[What is required]: Will you transcribe every row below without changing a single character?

[Data records]:

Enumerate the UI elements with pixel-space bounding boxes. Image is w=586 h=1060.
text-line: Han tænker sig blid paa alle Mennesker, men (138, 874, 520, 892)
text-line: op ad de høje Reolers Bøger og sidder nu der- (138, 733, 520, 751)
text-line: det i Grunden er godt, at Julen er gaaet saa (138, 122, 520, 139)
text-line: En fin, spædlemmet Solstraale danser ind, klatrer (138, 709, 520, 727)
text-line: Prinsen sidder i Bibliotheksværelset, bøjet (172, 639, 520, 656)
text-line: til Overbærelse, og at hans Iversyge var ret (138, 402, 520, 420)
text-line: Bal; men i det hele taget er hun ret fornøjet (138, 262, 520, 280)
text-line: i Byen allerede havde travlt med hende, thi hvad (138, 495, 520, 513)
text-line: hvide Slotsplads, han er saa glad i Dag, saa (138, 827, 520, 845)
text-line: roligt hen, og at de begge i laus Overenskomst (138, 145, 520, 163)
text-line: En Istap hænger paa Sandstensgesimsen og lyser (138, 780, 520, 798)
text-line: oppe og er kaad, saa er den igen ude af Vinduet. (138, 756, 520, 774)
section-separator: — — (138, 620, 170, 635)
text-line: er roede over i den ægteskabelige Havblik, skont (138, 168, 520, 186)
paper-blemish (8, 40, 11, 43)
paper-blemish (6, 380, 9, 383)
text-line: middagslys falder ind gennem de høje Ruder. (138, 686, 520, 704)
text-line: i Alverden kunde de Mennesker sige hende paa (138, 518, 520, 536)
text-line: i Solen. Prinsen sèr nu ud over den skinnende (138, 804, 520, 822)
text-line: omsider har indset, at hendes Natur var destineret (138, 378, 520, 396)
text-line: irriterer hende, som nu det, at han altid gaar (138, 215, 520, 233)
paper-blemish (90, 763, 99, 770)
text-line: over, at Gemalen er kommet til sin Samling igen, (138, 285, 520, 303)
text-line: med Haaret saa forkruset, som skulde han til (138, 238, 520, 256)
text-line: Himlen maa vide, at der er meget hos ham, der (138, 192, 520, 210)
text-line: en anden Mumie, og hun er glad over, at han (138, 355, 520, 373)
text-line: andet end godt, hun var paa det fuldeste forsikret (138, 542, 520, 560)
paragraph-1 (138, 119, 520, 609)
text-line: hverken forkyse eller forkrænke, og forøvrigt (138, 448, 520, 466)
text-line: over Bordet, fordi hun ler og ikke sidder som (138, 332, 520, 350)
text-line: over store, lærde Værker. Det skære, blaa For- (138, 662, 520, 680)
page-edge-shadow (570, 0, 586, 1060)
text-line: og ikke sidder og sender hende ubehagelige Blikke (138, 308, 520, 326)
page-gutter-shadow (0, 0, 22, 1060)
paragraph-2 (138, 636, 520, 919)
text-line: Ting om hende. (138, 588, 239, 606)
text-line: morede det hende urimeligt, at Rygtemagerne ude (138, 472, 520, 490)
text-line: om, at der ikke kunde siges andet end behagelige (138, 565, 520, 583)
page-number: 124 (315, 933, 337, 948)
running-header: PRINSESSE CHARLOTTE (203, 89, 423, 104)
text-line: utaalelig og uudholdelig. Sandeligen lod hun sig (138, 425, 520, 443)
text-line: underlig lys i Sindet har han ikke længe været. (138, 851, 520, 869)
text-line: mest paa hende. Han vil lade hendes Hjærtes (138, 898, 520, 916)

[The response]:
Enumerate the UI elements with pixel-space bounding boxes. Image is w=586 h=1060.
text-line: Han tænker sig blid paa alle Mennesker, men (138, 874, 520, 892)
text-line: op ad de høje Reolers Bøger og sidder nu der- (138, 733, 520, 751)
text-line: det i Grunden er godt, at Julen er gaaet saa (138, 122, 520, 139)
text-line: En fin, spædlemmet Solstraale danser ind, klatrer (138, 709, 520, 727)
text-line: Prinsen sidder i Bibliotheksværelset, bøjet (172, 639, 520, 656)
text-line: til Overbærelse, og at hans Iversyge var ret (138, 402, 520, 420)
text-line: Bal; men i det hele taget er hun ret fornøjet (138, 262, 520, 280)
text-line: i Byen allerede havde travlt med hende, thi hvad (138, 495, 520, 513)
text-line: hvide Slotsplads, han er saa glad i Dag, saa (138, 827, 520, 845)
text-line: roligt hen, og at de begge i laus Overenskomst (138, 145, 520, 163)
text-line: En Istap hænger paa Sandstensgesimsen og lyser (138, 780, 520, 798)
text-line: oppe og er kaad, saa er den igen ude af Vinduet. (138, 756, 520, 774)
section-separator: — — (138, 620, 170, 635)
text-line: er roede over i den ægteskabelige Havblik, skont (138, 168, 520, 186)
paper-blemish (8, 40, 11, 43)
paper-blemish (6, 380, 9, 383)
text-line: middagslys falder ind gennem de høje Ruder. (138, 686, 520, 704)
text-line: i Alverden kunde de Mennesker sige hende paa (138, 518, 520, 536)
text-line: i Solen. Prinsen sèr nu ud over den skinnende (138, 804, 520, 822)
text-line: omsider har indset, at hendes Natur var destineret (138, 378, 520, 396)
text-line: irriterer hende, som nu det, at han altid gaar (138, 215, 520, 233)
paper-blemish (90, 763, 99, 770)
text-line: over, at Gemalen er kommet til sin Samling igen, (138, 285, 520, 303)
text-line: med Haaret saa forkruset, som skulde han til (138, 238, 520, 256)
text-line: Himlen maa vide, at der er meget hos ham, der (138, 192, 520, 210)
text-line: en anden Mumie, og hun er glad over, at han (138, 355, 520, 373)
text-line: andet end godt, hun var paa det fuldeste forsikret (138, 542, 520, 560)
paragraph-1 (138, 119, 520, 609)
text-line: hverken forkyse eller forkrænke, og forøvrigt (138, 448, 520, 466)
text-line: over Bordet, fordi hun ler og ikke sidder som (138, 332, 520, 350)
text-line: over store, lærde Værker. Det skære, blaa For- (138, 662, 520, 680)
page-edge-shadow (570, 0, 586, 1060)
text-line: og ikke sidder og sender hende ubehagelige Blikke (138, 308, 520, 326)
page-gutter-shadow (0, 0, 22, 1060)
paragraph-2 (138, 636, 520, 919)
text-line: Ting om hende. (138, 588, 239, 606)
text-line: morede det hende urimeligt, at Rygtemagerne ude (138, 472, 520, 490)
text-line: om, at der ikke kunde siges andet end behagelige (138, 565, 520, 583)
page-number: 124 (315, 933, 337, 948)
running-header: PRINSESSE CHARLOTTE (203, 89, 423, 104)
text-line: utaalelig og uudholdelig. Sandeligen lod hun sig (138, 425, 520, 443)
text-line: underlig lys i Sindet har han ikke længe været. (138, 851, 520, 869)
text-line: mest paa hende. Han vil lade hendes Hjærtes (138, 898, 520, 916)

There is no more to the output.